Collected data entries

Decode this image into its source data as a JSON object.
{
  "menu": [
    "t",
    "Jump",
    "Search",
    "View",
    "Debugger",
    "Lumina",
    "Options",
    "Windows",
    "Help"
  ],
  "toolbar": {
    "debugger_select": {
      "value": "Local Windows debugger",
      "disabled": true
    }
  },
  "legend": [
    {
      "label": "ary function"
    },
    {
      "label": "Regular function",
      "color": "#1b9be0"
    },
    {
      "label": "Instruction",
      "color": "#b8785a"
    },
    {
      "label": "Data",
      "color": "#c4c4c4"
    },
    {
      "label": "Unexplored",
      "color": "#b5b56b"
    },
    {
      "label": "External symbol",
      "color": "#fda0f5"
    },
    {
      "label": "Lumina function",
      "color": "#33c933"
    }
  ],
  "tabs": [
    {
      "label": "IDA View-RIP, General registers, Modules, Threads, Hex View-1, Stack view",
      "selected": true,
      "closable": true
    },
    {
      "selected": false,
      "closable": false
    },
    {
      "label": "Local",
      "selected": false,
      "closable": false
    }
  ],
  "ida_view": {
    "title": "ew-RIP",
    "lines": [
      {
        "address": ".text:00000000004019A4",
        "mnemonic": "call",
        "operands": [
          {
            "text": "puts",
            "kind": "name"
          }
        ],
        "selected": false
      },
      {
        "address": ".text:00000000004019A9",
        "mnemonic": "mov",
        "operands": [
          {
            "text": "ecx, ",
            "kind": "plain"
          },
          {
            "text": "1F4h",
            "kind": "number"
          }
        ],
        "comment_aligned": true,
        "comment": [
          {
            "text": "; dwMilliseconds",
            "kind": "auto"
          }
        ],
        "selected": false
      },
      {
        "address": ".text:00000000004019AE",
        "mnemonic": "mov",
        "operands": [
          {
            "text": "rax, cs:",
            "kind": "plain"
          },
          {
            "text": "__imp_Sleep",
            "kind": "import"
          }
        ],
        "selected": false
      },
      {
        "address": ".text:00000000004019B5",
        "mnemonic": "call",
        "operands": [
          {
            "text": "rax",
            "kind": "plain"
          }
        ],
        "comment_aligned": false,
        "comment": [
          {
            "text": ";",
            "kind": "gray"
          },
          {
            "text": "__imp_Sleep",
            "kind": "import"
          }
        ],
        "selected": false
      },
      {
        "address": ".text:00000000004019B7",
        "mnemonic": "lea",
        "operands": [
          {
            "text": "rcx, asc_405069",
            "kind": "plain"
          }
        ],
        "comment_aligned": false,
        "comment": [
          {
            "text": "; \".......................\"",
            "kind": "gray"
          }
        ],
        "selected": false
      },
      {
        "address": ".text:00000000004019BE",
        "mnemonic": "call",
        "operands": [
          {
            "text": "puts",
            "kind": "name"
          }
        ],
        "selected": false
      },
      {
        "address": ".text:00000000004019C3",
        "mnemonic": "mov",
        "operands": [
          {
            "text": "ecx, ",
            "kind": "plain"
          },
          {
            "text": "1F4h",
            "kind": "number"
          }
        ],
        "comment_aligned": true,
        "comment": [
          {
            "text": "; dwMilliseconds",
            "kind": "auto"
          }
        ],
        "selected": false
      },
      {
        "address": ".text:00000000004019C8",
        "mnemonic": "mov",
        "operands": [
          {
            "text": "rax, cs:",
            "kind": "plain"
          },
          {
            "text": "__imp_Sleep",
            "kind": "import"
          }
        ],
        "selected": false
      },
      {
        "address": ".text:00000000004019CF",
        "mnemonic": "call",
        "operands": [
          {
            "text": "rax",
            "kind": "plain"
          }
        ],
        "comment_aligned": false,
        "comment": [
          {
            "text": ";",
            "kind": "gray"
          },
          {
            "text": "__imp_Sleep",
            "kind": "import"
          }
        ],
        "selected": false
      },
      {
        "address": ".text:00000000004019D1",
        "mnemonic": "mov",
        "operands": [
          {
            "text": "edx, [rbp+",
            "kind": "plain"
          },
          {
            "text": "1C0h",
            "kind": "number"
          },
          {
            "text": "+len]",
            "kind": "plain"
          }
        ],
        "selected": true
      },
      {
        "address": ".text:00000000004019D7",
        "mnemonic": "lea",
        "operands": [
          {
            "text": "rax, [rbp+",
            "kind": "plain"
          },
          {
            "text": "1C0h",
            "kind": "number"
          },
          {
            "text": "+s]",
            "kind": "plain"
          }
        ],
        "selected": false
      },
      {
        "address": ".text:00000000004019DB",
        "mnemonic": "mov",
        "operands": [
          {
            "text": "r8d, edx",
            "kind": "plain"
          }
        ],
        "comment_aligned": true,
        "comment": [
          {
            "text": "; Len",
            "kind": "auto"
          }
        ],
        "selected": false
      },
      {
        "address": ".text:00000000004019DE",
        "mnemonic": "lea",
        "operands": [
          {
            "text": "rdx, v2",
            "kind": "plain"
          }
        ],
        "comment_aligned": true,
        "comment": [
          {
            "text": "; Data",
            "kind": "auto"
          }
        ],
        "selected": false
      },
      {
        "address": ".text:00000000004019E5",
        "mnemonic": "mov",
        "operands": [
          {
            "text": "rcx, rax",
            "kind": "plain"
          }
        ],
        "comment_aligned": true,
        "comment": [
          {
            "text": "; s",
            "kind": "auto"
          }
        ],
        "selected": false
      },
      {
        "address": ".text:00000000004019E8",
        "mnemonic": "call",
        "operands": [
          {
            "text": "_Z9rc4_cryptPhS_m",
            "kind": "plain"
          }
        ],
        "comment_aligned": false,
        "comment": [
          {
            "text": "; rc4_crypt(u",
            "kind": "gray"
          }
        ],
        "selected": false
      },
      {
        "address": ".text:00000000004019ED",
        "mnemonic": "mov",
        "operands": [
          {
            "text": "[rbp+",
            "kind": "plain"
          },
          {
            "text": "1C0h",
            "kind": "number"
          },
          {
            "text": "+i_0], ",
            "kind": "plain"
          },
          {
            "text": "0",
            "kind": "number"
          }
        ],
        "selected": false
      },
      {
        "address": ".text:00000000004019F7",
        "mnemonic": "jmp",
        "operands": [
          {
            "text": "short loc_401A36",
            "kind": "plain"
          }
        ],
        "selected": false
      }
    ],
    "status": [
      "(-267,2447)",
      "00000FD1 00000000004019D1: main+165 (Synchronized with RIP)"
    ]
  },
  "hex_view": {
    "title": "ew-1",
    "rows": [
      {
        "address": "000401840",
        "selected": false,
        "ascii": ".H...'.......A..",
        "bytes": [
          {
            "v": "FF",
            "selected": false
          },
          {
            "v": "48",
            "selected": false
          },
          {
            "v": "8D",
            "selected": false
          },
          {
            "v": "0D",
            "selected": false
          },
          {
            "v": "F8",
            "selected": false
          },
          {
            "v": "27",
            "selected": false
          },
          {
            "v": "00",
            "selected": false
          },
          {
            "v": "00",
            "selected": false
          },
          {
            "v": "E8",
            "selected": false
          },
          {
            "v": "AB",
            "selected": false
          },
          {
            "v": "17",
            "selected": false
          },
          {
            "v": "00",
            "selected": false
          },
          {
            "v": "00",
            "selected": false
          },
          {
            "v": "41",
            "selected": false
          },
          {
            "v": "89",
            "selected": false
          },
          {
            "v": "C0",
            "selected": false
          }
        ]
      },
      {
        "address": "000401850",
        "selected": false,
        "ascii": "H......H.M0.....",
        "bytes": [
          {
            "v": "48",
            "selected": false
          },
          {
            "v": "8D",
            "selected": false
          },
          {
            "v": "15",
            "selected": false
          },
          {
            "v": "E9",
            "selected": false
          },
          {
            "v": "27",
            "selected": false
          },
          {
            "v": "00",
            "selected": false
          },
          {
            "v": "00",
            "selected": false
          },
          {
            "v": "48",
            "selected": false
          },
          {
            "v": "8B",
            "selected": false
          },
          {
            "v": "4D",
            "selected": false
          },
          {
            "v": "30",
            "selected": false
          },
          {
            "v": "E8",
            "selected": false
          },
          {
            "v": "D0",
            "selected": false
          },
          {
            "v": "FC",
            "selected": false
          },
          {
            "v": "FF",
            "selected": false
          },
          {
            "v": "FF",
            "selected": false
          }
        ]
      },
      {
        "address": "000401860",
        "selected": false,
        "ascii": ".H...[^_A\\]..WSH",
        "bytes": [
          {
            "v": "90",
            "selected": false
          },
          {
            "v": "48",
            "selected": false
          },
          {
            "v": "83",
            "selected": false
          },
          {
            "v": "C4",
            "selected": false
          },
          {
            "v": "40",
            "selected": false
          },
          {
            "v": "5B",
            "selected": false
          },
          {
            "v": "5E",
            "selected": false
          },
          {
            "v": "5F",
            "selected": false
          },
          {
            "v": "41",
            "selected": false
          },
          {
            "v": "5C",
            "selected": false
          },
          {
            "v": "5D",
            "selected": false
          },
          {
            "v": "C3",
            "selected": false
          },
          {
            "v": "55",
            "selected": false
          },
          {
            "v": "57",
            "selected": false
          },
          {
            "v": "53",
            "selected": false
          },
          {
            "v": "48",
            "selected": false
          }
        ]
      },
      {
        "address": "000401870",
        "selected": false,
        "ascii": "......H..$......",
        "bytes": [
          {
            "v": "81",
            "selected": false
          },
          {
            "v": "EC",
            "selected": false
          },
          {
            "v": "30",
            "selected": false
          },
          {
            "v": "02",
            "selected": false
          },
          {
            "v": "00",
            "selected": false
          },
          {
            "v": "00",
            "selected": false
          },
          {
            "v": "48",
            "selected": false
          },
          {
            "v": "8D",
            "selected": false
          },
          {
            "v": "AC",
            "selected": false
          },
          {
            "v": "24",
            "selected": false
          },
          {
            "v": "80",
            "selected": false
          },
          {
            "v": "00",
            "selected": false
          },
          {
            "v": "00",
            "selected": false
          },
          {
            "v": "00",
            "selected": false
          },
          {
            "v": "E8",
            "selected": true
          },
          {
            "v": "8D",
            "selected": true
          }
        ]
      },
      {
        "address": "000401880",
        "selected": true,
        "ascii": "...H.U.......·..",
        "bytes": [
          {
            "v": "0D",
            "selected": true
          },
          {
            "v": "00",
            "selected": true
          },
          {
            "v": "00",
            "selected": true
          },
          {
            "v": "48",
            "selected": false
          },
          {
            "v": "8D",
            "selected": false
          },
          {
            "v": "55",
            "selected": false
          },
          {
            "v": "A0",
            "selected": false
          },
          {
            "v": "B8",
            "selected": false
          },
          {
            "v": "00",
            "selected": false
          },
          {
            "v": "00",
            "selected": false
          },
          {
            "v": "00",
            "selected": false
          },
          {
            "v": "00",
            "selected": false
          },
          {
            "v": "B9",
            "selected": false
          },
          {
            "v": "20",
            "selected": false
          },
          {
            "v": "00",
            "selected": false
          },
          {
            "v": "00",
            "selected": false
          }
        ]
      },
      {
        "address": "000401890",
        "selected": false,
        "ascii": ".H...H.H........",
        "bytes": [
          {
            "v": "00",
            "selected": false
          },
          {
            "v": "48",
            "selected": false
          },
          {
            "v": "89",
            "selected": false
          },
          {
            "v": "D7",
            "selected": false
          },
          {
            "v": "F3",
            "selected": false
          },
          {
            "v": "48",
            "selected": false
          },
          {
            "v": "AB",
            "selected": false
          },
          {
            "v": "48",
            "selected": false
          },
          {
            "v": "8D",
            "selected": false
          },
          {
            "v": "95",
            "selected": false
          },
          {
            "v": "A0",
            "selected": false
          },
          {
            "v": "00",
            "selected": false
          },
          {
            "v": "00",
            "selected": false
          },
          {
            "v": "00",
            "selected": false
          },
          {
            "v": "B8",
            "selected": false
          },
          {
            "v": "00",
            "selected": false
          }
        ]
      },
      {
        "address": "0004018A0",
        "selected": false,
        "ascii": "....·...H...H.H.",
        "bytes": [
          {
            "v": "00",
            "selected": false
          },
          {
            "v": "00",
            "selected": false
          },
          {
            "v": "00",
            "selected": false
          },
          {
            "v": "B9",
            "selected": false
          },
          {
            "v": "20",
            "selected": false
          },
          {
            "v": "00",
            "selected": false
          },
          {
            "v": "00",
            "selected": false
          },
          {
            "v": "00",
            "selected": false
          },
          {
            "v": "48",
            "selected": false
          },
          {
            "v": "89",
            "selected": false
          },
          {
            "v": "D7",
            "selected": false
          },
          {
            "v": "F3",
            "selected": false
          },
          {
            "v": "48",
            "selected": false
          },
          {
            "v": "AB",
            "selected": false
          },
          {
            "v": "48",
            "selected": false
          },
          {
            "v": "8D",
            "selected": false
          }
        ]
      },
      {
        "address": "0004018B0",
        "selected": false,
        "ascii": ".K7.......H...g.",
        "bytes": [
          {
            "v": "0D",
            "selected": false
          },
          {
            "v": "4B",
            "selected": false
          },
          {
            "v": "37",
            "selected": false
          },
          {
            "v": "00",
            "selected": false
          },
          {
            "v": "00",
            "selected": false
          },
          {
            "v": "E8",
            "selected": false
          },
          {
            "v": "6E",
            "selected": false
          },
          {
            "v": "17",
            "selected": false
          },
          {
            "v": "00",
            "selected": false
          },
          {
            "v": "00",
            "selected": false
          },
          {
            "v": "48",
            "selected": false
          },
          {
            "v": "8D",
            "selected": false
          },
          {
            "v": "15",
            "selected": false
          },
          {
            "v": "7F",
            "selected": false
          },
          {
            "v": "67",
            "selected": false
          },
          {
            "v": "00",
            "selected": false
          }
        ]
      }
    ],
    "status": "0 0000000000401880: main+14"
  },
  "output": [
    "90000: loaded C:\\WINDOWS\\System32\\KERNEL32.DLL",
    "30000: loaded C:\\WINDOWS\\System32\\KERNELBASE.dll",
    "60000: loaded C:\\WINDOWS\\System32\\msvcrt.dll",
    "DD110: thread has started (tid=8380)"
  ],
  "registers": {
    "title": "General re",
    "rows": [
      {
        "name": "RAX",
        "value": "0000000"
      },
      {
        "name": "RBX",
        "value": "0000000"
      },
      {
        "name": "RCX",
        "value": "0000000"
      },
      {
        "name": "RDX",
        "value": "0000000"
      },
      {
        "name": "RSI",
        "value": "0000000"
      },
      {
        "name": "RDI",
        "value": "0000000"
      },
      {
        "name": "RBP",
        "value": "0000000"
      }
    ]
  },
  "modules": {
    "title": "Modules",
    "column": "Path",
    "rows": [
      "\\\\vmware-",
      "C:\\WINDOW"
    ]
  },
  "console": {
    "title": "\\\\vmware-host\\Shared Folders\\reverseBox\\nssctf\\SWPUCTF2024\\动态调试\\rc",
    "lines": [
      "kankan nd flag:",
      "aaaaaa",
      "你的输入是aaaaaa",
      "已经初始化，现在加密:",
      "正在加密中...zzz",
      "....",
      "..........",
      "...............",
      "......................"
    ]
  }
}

▶ GIVEN TASK:
Report how many lines contain "vmware". Give nothing but the number.

▶ WRITTEN RESPONSE:
2